■ Exercise details
Show all lines holding the string "Количество".

■ Supplied entries
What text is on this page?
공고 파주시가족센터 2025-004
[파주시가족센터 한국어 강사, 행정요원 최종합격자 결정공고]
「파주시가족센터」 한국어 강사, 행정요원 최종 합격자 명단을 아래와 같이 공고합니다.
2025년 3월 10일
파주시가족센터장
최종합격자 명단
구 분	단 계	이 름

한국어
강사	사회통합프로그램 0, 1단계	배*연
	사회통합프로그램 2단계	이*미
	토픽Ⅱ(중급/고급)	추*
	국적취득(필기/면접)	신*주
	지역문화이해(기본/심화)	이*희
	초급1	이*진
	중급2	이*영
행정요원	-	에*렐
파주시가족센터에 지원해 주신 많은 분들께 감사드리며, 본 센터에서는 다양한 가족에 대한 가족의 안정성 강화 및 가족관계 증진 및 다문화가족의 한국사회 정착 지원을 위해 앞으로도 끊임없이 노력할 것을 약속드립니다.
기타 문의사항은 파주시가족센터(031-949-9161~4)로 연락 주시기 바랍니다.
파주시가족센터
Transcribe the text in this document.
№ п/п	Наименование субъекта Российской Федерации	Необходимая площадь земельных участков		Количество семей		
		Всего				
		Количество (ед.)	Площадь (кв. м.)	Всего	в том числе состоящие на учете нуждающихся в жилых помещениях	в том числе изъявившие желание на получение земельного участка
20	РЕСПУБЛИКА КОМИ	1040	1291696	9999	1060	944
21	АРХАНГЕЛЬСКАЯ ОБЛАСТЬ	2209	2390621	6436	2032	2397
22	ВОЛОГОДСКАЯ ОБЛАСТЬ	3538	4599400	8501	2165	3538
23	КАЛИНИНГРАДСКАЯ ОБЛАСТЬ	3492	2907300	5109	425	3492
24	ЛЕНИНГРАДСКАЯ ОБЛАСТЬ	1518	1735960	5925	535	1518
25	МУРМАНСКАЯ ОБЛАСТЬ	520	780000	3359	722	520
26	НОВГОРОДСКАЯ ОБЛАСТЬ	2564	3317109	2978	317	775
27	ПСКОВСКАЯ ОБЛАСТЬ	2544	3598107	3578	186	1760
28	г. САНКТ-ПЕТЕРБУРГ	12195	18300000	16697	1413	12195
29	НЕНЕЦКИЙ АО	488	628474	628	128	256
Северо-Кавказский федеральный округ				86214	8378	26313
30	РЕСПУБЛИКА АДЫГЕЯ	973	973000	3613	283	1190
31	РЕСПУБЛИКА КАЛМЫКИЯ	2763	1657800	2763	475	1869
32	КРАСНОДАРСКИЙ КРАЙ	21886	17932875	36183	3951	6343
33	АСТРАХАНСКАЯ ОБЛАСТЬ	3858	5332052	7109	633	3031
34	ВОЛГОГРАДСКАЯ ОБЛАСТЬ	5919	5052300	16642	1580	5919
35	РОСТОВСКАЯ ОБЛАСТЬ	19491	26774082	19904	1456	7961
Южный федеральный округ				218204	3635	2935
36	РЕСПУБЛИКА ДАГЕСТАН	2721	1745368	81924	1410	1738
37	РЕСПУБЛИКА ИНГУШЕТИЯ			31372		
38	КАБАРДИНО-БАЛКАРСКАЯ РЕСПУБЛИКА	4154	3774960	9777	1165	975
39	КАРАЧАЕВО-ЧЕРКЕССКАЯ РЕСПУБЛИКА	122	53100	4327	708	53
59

■ Solution below
№ п/п	Наименование субъекта Российской Федерации	Необходимая площадь земельных участков		Количество семей		
		Количество (ед.)	Площадь (кв. м.)	Всего	в том числе состоящие на учете нуждающихся в жилых помещениях	в том числе изъявившие желание на получение земельного участка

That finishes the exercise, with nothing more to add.